- Given exercise: Report the count of lines containing the word "this" in the entries below, and nothing more.

- Input rows:
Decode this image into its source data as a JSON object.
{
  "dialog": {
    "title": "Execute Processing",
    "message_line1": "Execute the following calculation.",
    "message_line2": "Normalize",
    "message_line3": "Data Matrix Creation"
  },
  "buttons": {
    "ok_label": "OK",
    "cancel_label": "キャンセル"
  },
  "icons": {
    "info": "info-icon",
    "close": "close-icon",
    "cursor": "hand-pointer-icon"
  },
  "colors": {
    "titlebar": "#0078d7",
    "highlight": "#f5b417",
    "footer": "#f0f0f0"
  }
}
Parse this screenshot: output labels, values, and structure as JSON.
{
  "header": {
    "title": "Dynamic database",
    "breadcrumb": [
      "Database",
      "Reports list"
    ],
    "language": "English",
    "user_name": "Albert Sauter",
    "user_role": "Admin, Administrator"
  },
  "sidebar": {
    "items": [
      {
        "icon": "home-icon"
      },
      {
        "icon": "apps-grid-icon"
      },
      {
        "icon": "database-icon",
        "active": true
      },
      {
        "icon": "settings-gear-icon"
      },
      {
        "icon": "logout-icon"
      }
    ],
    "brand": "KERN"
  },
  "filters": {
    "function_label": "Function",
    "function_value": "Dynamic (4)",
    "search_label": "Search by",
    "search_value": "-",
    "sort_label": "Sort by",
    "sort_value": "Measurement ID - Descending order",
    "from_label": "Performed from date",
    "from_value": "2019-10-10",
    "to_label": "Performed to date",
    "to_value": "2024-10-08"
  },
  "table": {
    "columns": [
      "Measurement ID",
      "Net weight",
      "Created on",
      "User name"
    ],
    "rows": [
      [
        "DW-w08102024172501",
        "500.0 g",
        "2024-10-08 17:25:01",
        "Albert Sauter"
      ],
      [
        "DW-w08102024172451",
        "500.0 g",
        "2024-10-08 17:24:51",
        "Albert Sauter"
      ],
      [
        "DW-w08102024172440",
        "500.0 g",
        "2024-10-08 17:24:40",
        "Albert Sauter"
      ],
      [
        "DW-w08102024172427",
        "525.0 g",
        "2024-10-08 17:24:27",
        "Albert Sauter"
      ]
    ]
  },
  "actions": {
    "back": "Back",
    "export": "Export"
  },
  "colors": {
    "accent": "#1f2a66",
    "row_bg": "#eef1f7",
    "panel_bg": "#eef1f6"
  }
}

- Response: 2